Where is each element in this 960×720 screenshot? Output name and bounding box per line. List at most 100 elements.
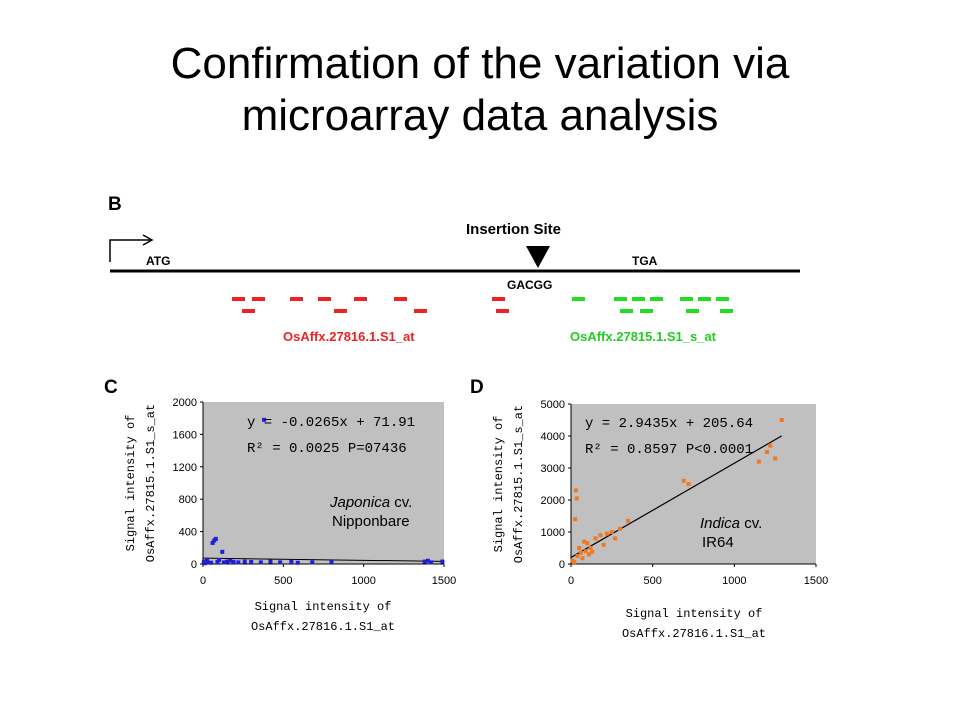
- probe-right-0: [572, 297, 585, 301]
- x-ticks-c: 0 500 1000 1500: [200, 564, 456, 587]
- x-tick-label-c-1: 500: [274, 575, 292, 587]
- probe-right-2: [632, 297, 645, 301]
- annotation-d-italic: Indica: [700, 515, 740, 532]
- probe-right-7: [620, 309, 633, 313]
- data-point-d-5: [575, 554, 580, 558]
- data-point-c-8: [215, 559, 220, 564]
- r-squared-c: R² = 0.0025 P=07436: [247, 441, 407, 457]
- probe-left-7: [334, 309, 347, 313]
- probe-right-6: [716, 297, 729, 301]
- probe-right-1: [614, 297, 627, 301]
- data-point-d-3: [573, 488, 578, 493]
- annotation-c-line-2: Nipponbare: [332, 513, 410, 530]
- annotation-d-line-2: IR64: [702, 534, 734, 551]
- data-point-c-12: [225, 559, 230, 564]
- data-point-d-9: [582, 539, 587, 544]
- data-point-c-13: [228, 558, 233, 563]
- probes-left: [232, 297, 509, 313]
- probe-right-10: [720, 309, 733, 313]
- slide-title: Confirmation of the variation via microa…: [0, 38, 960, 142]
- y-tick-label-d-4: 4000: [541, 431, 565, 443]
- data-point-d-23: [681, 478, 686, 483]
- data-point-d-10: [583, 549, 588, 554]
- data-point-d-4: [574, 496, 579, 501]
- probe-left-9: [492, 297, 505, 301]
- data-point-d-19: [609, 530, 614, 534]
- x-tick-label-c-3: 1500: [432, 575, 456, 587]
- y-tick-label-c-2: 800: [179, 494, 197, 506]
- slide-title-line-2: microarray data analysis: [241, 91, 719, 140]
- y-tick-label-d-5: 5000: [541, 399, 565, 411]
- annotation-c-italic: Japonica: [329, 494, 390, 511]
- trendline-c: [202, 557, 445, 562]
- data-point-d-24: [686, 482, 691, 486]
- panel-c-letter: C: [104, 377, 118, 398]
- start-codon-label: ATG: [146, 254, 170, 268]
- plot-area-c: [203, 402, 444, 564]
- data-point-d-29: [779, 418, 784, 422]
- data-point-c-10: [220, 549, 225, 554]
- probe-left-2: [290, 297, 303, 301]
- probe-left-8: [414, 309, 427, 313]
- arrowhead-icon: [142, 234, 154, 246]
- data-point-c-25: [329, 559, 334, 564]
- data-point-d-12: [586, 552, 591, 557]
- data-point-d-20: [613, 536, 618, 541]
- data-point-c-28: [429, 560, 434, 565]
- data-point-d-18: [604, 531, 609, 536]
- points-c: [201, 417, 445, 566]
- x-tick-label-d-1: 500: [643, 575, 661, 587]
- data-point-c-15: [236, 560, 241, 565]
- probe-right-8: [640, 309, 653, 313]
- panel-d-letter: D: [470, 377, 484, 398]
- y-tick-label-d-2: 2000: [541, 495, 565, 507]
- x-tick-label-c-2: 1000: [351, 575, 375, 587]
- data-point-d-6: [577, 546, 582, 550]
- x-ticks-d: 0 500 1000 1500: [568, 564, 828, 587]
- y-tick-label-c-1: 400: [179, 527, 197, 539]
- y-label-d-line-2: OsAffx.27815.1.S1_s_at: [512, 405, 526, 563]
- plot-area-d: [571, 404, 816, 564]
- y-tick-label-c-3: 1200: [173, 462, 197, 474]
- points-d: [570, 418, 784, 565]
- data-point-c-29: [440, 559, 445, 564]
- data-point-d-28: [773, 456, 778, 461]
- y-label-d-line-1: Signal intensity of: [492, 416, 506, 553]
- data-point-c-21: [278, 560, 283, 565]
- data-point-d-8: [580, 556, 585, 561]
- annotation-d-cv: cv.: [740, 515, 762, 532]
- insertion-sequence: GACGG: [507, 278, 552, 292]
- probe-left-10: [496, 309, 509, 313]
- data-point-c-1: [203, 561, 208, 566]
- probe-right-5: [698, 297, 711, 301]
- probe-left-0: [232, 297, 245, 301]
- data-point-c-20: [268, 559, 273, 564]
- panel-b-letter: B: [108, 194, 122, 215]
- y-ticks-c: 0 400 800 1200 1600 2000: [173, 397, 203, 571]
- insertion-triangle-icon: [526, 246, 550, 268]
- data-point-c-26: [422, 559, 427, 564]
- trendline-d: [570, 435, 782, 558]
- data-point-c-18: [258, 560, 263, 565]
- data-point-c-23: [295, 560, 300, 565]
- data-point-c-5: [210, 540, 215, 545]
- y-tick-label-d-3: 3000: [541, 463, 565, 475]
- slide-title-line-1: Confirmation of the variation via: [170, 39, 790, 88]
- data-point-d-2: [573, 517, 578, 522]
- insertion-site-label: Insertion Site: [466, 221, 561, 238]
- probe-set-left-label: OsAffx.27816.1.S1_at: [283, 329, 415, 344]
- x-label-d-line-2: OsAffx.27816.1.S1_at: [622, 627, 766, 641]
- probe-right-4: [680, 297, 693, 301]
- x-label-d-line-1: Signal intensity of: [626, 607, 763, 621]
- y-tick-label-d-0: 0: [559, 559, 565, 571]
- data-point-d-7: [578, 550, 583, 555]
- data-point-d-25: [756, 459, 761, 464]
- data-point-c-27: [425, 558, 430, 563]
- y-tick-label-d-1: 1000: [541, 527, 565, 539]
- data-point-c-24: [310, 560, 315, 565]
- y-tick-label-c-0: 0: [191, 559, 197, 571]
- equation-c: y = -0.0265x + 71.91: [247, 415, 415, 431]
- data-point-c-16: [242, 559, 247, 564]
- annotation-d-line-1: Indica cv.: [700, 515, 762, 532]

_ _ _ _

**What is being asked**
Could you reproduce the rows from the line with "- probe-right-0: [572, 297, 585, 301]" to the line with "- annotation-c-line-2: Nipponbare: [332, 513, 410, 530]", copying each one character for character?

**Answer to the exercise**
- probe-right-0: [572, 297, 585, 301]
- x-ticks-c: 0 500 1000 1500: [200, 564, 456, 587]
- x-tick-label-c-1: 500: [274, 575, 292, 587]
- probe-right-2: [632, 297, 645, 301]
- annotation-d-italic: Indica: [700, 515, 740, 532]
- probe-right-7: [620, 309, 633, 313]
- data-point-d-5: [575, 554, 580, 558]
- data-point-c-8: [215, 559, 220, 564]
- r-squared-c: R² = 0.0025 P=07436: [247, 441, 407, 457]
- probe-left-7: [334, 309, 347, 313]
- probe-right-6: [716, 297, 729, 301]
- probe-right-1: [614, 297, 627, 301]
- data-point-d-3: [573, 488, 578, 493]
- annotation-c-line-2: Nipponbare: [332, 513, 410, 530]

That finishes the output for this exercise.